• **Data records**
================

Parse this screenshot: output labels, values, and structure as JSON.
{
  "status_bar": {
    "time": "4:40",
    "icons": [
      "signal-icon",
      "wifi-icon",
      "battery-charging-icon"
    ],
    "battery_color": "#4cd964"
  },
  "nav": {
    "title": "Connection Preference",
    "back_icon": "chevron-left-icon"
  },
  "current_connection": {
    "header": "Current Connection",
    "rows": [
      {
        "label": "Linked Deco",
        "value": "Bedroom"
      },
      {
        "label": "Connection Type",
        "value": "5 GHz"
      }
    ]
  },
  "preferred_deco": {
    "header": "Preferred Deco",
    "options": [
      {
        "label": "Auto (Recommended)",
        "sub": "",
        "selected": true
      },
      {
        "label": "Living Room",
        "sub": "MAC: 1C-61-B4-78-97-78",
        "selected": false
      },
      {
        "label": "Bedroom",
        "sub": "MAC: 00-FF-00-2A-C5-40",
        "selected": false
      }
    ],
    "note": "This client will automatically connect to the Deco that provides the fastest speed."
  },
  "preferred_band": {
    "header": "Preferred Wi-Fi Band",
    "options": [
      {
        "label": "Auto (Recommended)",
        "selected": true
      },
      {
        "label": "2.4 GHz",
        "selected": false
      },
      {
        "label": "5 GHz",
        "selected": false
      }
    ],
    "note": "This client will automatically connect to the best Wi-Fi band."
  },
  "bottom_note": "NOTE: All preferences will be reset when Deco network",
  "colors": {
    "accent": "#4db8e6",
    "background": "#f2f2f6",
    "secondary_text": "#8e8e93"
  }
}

================

• **Task objective**
Write out all of the records above exactly as they appear.

• **Response to the task**
Parse this screenshot: output labels, values, and structure as JSON.
{
  "status_bar": {
    "time": "4:40",
    "icons": [
      "signal-icon",
      "wifi-icon",
      "battery-charging-icon"
    ],
    "battery_color": "#4cd964"
  },
  "nav": {
    "title": "Connection Preference",
    "back_icon": "chevron-left-icon"
  },
  "current_connection": {
    "header": "Current Connection",
    "rows": [
      {
        "label": "Linked Deco",
        "value": "Bedroom"
      },
      {
        "label": "Connection Type",
        "value": "5 GHz"
      }
    ]
  },
  "preferred_deco": {
    "header": "Preferred Deco",
    "options": [
      {
        "label": "Auto (Recommended)",
        "sub": "",
        "selected": true
      },
      {
        "label": "Living Room",
        "sub": "MAC: 1C-61-B4-78-97-78",
        "selected": false
      },
      {
        "label": "Bedroom",
        "sub": "MAC: 00-FF-00-2A-C5-40",
        "selected": false
      }
    ],
    "note": "This client will automatically connect to the Deco that provides the fastest speed."
  },
  "preferred_band": {
    "header": "Preferred Wi-Fi Band",
    "options": [
      {
        "label": "Auto (Recommended)",
        "selected": true
      },
      {
        "label": "2.4 GHz",
        "selected": false
      },
      {
        "label": "5 GHz",
        "selected": false
      }
    ],
    "note": "This client will automatically connect to the best Wi-Fi band."
  },
  "bottom_note": "NOTE: All preferences will be reset when Deco network",
  "colors": {
    "accent": "#4db8e6",
    "background": "#f2f2f6",
    "secondary_text": "#8e8e93"
  }
}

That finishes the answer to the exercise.